▸ **INFORMATION PROVIDED**:
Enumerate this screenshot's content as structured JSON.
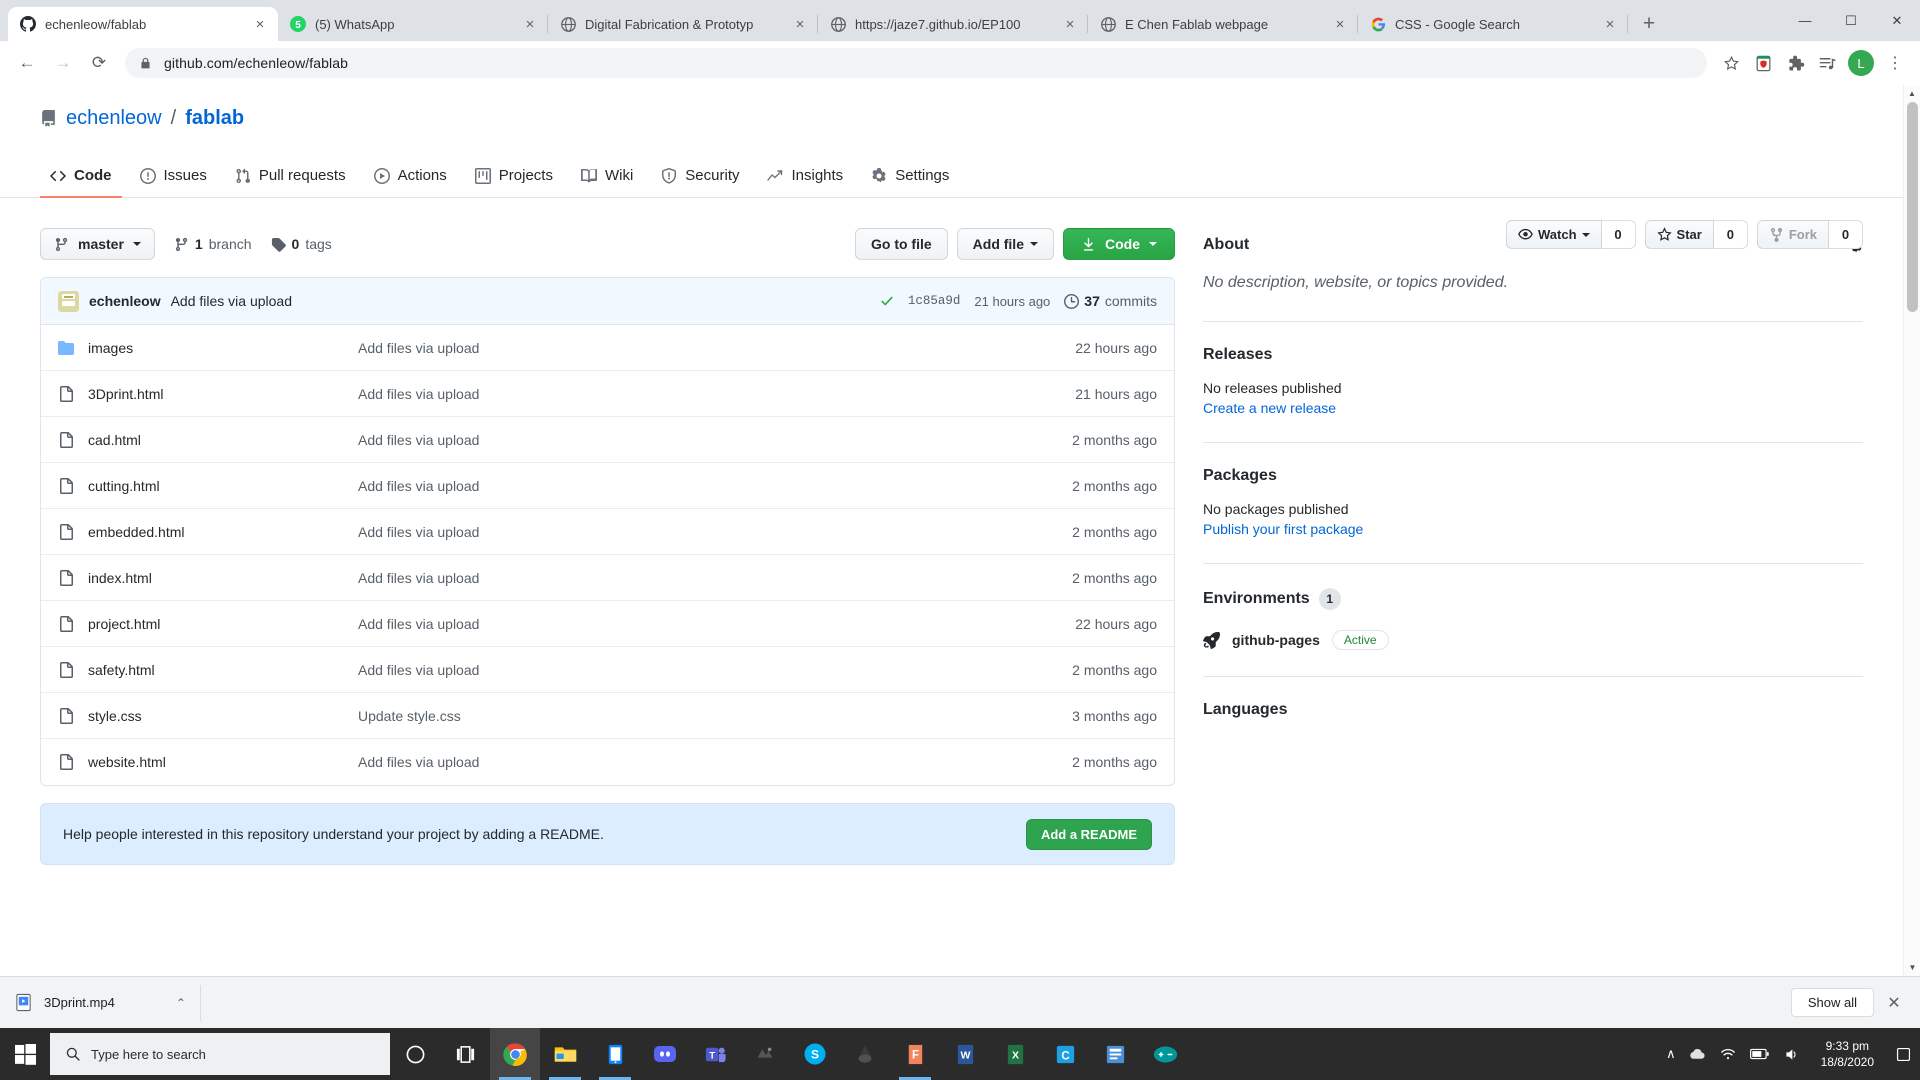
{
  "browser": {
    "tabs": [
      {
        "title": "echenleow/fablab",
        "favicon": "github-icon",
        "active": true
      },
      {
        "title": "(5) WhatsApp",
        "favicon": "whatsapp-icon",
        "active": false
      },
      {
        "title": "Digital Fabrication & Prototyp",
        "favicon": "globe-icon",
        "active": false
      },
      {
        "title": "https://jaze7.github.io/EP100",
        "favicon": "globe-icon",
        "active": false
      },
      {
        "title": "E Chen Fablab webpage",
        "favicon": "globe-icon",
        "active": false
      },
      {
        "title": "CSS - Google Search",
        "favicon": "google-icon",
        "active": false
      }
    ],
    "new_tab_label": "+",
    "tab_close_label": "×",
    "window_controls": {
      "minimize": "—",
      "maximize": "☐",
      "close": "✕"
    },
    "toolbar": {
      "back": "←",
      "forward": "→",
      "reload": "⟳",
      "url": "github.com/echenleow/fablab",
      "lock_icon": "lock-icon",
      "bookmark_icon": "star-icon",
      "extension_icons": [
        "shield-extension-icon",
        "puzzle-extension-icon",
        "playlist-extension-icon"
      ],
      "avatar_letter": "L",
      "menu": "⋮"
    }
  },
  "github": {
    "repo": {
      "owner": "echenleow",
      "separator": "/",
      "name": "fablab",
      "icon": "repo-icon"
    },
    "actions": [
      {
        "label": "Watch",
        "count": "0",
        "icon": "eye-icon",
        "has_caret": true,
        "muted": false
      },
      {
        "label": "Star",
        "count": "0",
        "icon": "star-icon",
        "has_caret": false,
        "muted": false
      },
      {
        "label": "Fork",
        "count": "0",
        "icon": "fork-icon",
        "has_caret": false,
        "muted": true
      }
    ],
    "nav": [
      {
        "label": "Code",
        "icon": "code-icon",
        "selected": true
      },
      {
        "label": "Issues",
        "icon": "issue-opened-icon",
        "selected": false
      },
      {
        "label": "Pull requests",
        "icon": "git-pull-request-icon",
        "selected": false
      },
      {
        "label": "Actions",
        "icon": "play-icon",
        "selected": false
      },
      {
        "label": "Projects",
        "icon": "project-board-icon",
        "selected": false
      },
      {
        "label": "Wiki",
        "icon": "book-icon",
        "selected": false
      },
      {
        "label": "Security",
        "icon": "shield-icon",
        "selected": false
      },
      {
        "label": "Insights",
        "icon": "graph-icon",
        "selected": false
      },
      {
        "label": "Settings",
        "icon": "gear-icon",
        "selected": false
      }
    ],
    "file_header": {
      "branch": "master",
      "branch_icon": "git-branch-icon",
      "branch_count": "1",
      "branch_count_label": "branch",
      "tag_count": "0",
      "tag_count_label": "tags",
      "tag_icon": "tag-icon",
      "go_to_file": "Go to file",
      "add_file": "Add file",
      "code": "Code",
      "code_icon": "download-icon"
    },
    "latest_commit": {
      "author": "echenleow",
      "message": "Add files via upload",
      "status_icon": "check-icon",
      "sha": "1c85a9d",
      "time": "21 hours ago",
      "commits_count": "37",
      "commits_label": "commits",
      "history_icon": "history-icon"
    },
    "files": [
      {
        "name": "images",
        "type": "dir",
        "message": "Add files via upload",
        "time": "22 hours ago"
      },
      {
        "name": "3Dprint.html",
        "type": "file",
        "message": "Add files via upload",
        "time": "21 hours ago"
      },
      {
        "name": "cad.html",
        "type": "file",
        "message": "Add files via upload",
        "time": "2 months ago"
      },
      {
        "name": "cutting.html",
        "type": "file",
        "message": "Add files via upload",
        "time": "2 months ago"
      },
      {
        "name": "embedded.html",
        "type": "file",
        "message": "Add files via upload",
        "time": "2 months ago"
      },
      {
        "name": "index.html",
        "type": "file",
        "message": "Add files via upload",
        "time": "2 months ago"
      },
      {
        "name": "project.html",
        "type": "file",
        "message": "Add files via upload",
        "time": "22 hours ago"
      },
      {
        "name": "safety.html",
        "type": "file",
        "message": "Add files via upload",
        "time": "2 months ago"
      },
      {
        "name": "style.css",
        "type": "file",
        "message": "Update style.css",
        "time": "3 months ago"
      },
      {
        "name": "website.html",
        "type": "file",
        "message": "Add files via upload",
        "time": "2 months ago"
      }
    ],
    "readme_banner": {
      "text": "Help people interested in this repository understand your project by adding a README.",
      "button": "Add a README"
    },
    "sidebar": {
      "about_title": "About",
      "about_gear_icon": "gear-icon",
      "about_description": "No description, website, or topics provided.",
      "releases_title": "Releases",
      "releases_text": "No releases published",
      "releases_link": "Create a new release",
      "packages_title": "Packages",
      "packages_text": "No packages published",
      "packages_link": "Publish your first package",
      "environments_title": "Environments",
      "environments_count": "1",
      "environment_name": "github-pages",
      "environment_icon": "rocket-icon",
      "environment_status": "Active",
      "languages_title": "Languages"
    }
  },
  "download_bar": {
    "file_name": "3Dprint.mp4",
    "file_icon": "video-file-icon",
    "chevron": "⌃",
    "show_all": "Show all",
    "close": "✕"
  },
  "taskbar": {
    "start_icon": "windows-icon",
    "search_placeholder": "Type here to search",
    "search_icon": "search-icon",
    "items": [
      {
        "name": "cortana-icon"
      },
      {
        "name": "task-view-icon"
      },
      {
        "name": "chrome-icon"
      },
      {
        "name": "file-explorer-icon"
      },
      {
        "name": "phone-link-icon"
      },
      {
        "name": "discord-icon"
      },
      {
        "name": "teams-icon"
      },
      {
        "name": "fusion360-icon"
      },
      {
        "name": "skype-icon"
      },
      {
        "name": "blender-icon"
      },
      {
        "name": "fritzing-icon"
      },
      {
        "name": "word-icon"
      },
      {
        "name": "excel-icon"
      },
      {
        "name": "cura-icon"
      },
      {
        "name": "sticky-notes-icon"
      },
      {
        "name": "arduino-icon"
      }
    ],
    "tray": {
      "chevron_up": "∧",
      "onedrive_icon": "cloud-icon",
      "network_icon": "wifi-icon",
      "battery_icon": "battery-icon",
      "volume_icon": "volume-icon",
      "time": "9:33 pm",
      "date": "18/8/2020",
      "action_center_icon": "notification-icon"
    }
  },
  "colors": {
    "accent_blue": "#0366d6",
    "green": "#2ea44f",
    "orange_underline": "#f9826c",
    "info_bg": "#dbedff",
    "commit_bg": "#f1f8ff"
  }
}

▸ **STATED PROBLEM**:
Output the entries above exactly. Drop the pictures.

▸ **COMPLETE RESPONSE**:
Enumerate this screenshot's content as structured JSON.
{
  "browser": {
    "tabs": [
      {
        "title": "echenleow/fablab",
        "favicon": "github-icon",
        "active": true
      },
      {
        "title": "(5) WhatsApp",
        "favicon": "whatsapp-icon",
        "active": false
      },
      {
        "title": "Digital Fabrication & Prototyp",
        "favicon": "globe-icon",
        "active": false
      },
      {
        "title": "https://jaze7.github.io/EP100",
        "favicon": "globe-icon",
        "active": false
      },
      {
        "title": "E Chen Fablab webpage",
        "favicon": "globe-icon",
        "active": false
      },
      {
        "title": "CSS - Google Search",
        "favicon": "google-icon",
        "active": false
      }
    ],
    "new_tab_label": "+",
    "tab_close_label": "×",
    "window_controls": {
      "minimize": "—",
      "maximize": "☐",
      "close": "✕"
    },
    "toolbar": {
      "back": "←",
      "forward": "→",
      "reload": "⟳",
      "url": "github.com/echenleow/fablab",
      "lock_icon": "lock-icon",
      "bookmark_icon": "star-icon",
      "extension_icons": [
        "shield-extension-icon",
        "puzzle-extension-icon",
        "playlist-extension-icon"
      ],
      "avatar_letter": "L",
      "menu": "⋮"
    }
  },
  "github": {
    "repo": {
      "owner": "echenleow",
      "separator": "/",
      "name": "fablab",
      "icon": "repo-icon"
    },
    "actions": [
      {
        "label": "Watch",
        "count": "0",
        "icon": "eye-icon",
        "has_caret": true,
        "muted": false
      },
      {
        "label": "Star",
        "count": "0",
        "icon": "star-icon",
        "has_caret": false,
        "muted": false
      },
      {
        "label": "Fork",
        "count": "0",
        "icon": "fork-icon",
        "has_caret": false,
        "muted": true
      }
    ],
    "nav": [
      {
        "label": "Code",
        "icon": "code-icon",
        "selected": true
      },
      {
        "label": "Issues",
        "icon": "issue-opened-icon",
        "selected": false
      },
      {
        "label": "Pull requests",
        "icon": "git-pull-request-icon",
        "selected": false
      },
      {
        "label": "Actions",
        "icon": "play-icon",
        "selected": false
      },
      {
        "label": "Projects",
        "icon": "project-board-icon",
        "selected": false
      },
      {
        "label": "Wiki",
        "icon": "book-icon",
        "selected": false
      },
      {
        "label": "Security",
        "icon": "shield-icon",
        "selected": false
      },
      {
        "label": "Insights",
        "icon": "graph-icon",
        "selected": false
      },
      {
        "label": "Settings",
        "icon": "gear-icon",
        "selected": false
      }
    ],
    "file_header": {
      "branch": "master",
      "branch_icon": "git-branch-icon",
      "branch_count": "1",
      "branch_count_label": "branch",
      "tag_count": "0",
      "tag_count_label": "tags",
      "tag_icon": "tag-icon",
      "go_to_file": "Go to file",
      "add_file": "Add file",
      "code": "Code",
      "code_icon": "download-icon"
    },
    "latest_commit": {
      "author": "echenleow",
      "message": "Add files via upload",
      "status_icon": "check-icon",
      "sha": "1c85a9d",
      "time": "21 hours ago",
      "commits_count": "37",
      "commits_label": "commits",
      "history_icon": "history-icon"
    },
    "files": [
      {
        "name": "images",
        "type": "dir",
        "message": "Add files via upload",
        "time": "22 hours ago"
      },
      {
        "name": "3Dprint.html",
        "type": "file",
        "message": "Add files via upload",
        "time": "21 hours ago"
      },
      {
        "name": "cad.html",
        "type": "file",
        "message": "Add files via upload",
        "time": "2 months ago"
      },
      {
        "name": "cutting.html",
        "type": "file",
        "message": "Add files via upload",
        "time": "2 months ago"
      },
      {
        "name": "embedded.html",
        "type": "file",
        "message": "Add files via upload",
        "time": "2 months ago"
      },
      {
        "name": "index.html",
        "type": "file",
        "message": "Add files via upload",
        "time": "2 months ago"
      },
      {
        "name": "project.html",
        "type": "file",
        "message": "Add files via upload",
        "time": "22 hours ago"
      },
      {
        "name": "safety.html",
        "type": "file",
        "message": "Add files via upload",
        "time": "2 months ago"
      },
      {
        "name": "style.css",
        "type": "file",
        "message": "Update style.css",
        "time": "3 months ago"
      },
      {
        "name": "website.html",
        "type": "file",
        "message": "Add files via upload",
        "time": "2 months ago"
      }
    ],
    "readme_banner": {
      "text": "Help people interested in this repository understand your project by adding a README.",
      "button": "Add a README"
    },
    "sidebar": {
      "about_title": "About",
      "about_gear_icon": "gear-icon",
      "about_description": "No description, website, or topics provided.",
      "releases_title": "Releases",
      "releases_text": "No releases published",
      "releases_link": "Create a new release",
      "packages_title": "Packages",
      "packages_text": "No packages published",
      "packages_link": "Publish your first package",
      "environments_title": "Environments",
      "environments_count": "1",
      "environment_name": "github-pages",
      "environment_icon": "rocket-icon",
      "environment_status": "Active",
      "languages_title": "Languages"
    }
  },
  "download_bar": {
    "file_name": "3Dprint.mp4",
    "file_icon": "video-file-icon",
    "chevron": "⌃",
    "show_all": "Show all",
    "close": "✕"
  },
  "taskbar": {
    "start_icon": "windows-icon",
    "search_placeholder": "Type here to search",
    "search_icon": "search-icon",
    "items": [
      {
        "name": "cortana-icon"
      },
      {
        "name": "task-view-icon"
      },
      {
        "name": "chrome-icon"
      },
      {
        "name": "file-explorer-icon"
      },
      {
        "name": "phone-link-icon"
      },
      {
        "name": "discord-icon"
      },
      {
        "name": "teams-icon"
      },
      {
        "name": "fusion360-icon"
      },
      {
        "name": "skype-icon"
      },
      {
        "name": "blender-icon"
      },
      {
        "name": "fritzing-icon"
      },
      {
        "name": "word-icon"
      },
      {
        "name": "excel-icon"
      },
      {
        "name": "cura-icon"
      },
      {
        "name": "sticky-notes-icon"
      },
      {
        "name": "arduino-icon"
      }
    ],
    "tray": {
      "chevron_up": "∧",
      "onedrive_icon": "cloud-icon",
      "network_icon": "wifi-icon",
      "battery_icon": "battery-icon",
      "volume_icon": "volume-icon",
      "time": "9:33 pm",
      "date": "18/8/2020",
      "action_center_icon": "notification-icon"
    }
  },
  "colors": {
    "accent_blue": "#0366d6",
    "green": "#2ea44f",
    "orange_underline": "#f9826c",
    "info_bg": "#dbedff",
    "commit_bg": "#f1f8ff"
  }
}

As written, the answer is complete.